Lines of the listing below that contain the string "Pathology" are to be returned.

THE RECORDS:
Content starts

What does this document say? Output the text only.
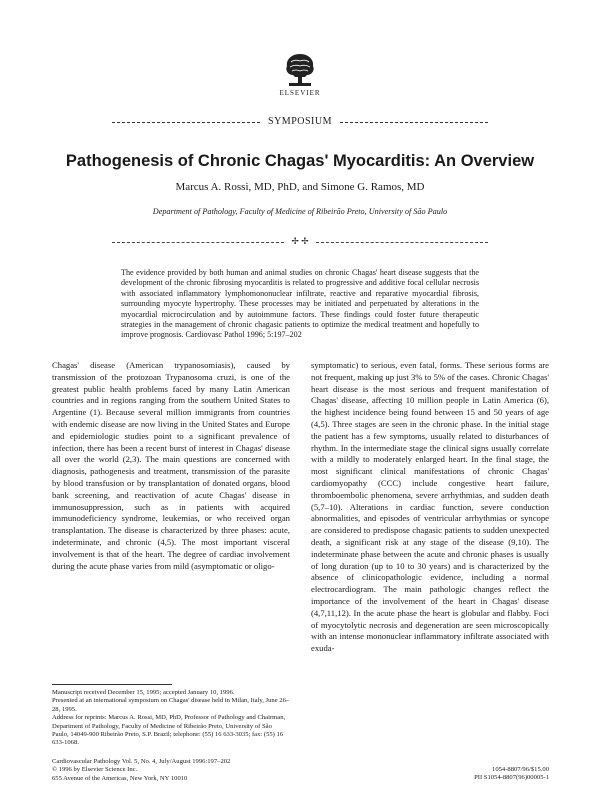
ELSEVIER
SYMPOSIUM
Pathogenesis of Chronic Chagas' Myocarditis: An Overview
Marcus A. Rossi, MD, PhD, and Simone G. Ramos, MD
Department of Pathology, Faculty of Medicine of Ribeirão Preto, University of São Paulo
✢ ✢
The evidence provided by both human and animal studies on chronic Chagas' heart disease suggests that the development of the chronic fibrosing myocarditis is related to progressive and additive focal cellular necrosis with associated inflammatory lymphomononuclear infiltrate, reactive and reparative myocardial fibrosis, surrounding myocyte hypertrophy. These processes may be initiated and perpetuated by alterations in the myocardial microcirculation and by autoimmune factors. These findings could foster future therapeutic strategies in the management of chronic chagasic patients to optimize the medical treatment and hopefully to improve prognosis. Cardiovasc Pathol 1996; 5:197–202
Chagas' disease (American trypanosomiasis), caused by transmission of the protozoan Trypanosoma cruzi, is one of the greatest public health problems faced by many Latin American countries and in regions ranging from the southern United States to Argentine (1). Because several million immigrants from countries with endemic disease are now living in the United States and Europe and epidemiologic studies point to a significant prevalence of infection, there has been a recent burst of interest in Chagas' disease all over the world (2,3). The main questions are concerned with diagnosis, pathogenesis and treatment, transmission of the parasite by blood transfusion or by transplantation of donated organs, blood bank screening, and reactivation of acute Chagas' disease in immunosuppression, such as in patients with acquired immunodeficiency syndrome, leukemias, or who received organ transplantation. The disease is characterized by three phases: acute, indeterminate, and chronic (4,5). The most important visceral involvement is that of the heart. The degree of cardiac involvement during the acute phase varies from mild (asymptomatic or oligo-
symptomatic) to serious, even fatal, forms. These serious forms are not frequent, making up just 3% to 5% of the cases. Chronic Chagas' heart disease is the most serious and frequent manifestation of Chagas' disease, affecting 10 million people in Latin America (6), the highest incidence being found between 15 and 50 years of age (4,5). Three stages are seen in the chronic phase. In the initial stage the patient has a few symptoms, usually related to disturbances of rhythm. In the intermediate stage the clinical signs usually correlate with a mildly to moderately enlarged heart. In the final stage, the most significant clinical manifestations of chronic Chagas' cardiomyopathy (CCC) include congestive heart failure, thromboembolic phenomena, severe arrhythmias, and sudden death (5,7–10). Alterations in cardiac function, severe conduction abnormalities, and episodes of ventricular arrhythmias or syncope are considered to predispose chagasic patients to sudden unexpected death, a significant risk at any stage of the disease (9,10). The indeterminate phase between the acute and chronic phases is usually of long duration (up to 10 to 30 years) and is characterized by the absence of clinicopathologic evidence, including a normal electrocardiogram. The main pathologic changes reflect the importance of the involvement of the heart in Chagas' disease (4,7,11,12). In the acute phase the heart is globular and flabby. Foci of myocytolytic necrosis and degeneration are seen microscopically with an intense mononuclear inflammatory infiltrate associated with exuda-
Manuscript received December 15, 1995; accepted January 10, 1996.
Presented at an international symposium on Chagas' disease held in Milan, Italy, June 26–28, 1995.
Address for reprints: Marcus A. Rossi, MD, PhD, Professor of Pathology and Chairman, Department of Pathology, Faculty of Medicine of Ribeirão Preto, University of São Paulo, 14049-900 Ribeirão Preto, S.P. Brazil; telephone: (55) 16 633-3035; fax: (55) 16 633-1068.
Cardiovascular Pathology Vol. 5, No. 4, July/August 1996:197–202
© 1996 by Elsevier Science Inc.
655 Avenue of the Americas, New York, NY 10010
1054-8807/96/$15.00
PII S1054-8807(96)00005-1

Content ends

EXERCISE OUTPUT:
Department of Pathology, Faculty of Medicine of Ribeirão Preto, University of São Paulo
Address for reprints: Marcus A. Rossi, MD, PhD, Professor of Pathology and Chairman, Department of Pathology, Faculty of Medicine of Ribeirão Preto, University of São Paulo, 14049-900 Ribeirão Preto, S.P. Brazil; telephone: (55) 16 633-3035; fax: (55) 16 633-1068.
Cardiovascular Pathology Vol. 5, No. 4, July/August 1996:197–202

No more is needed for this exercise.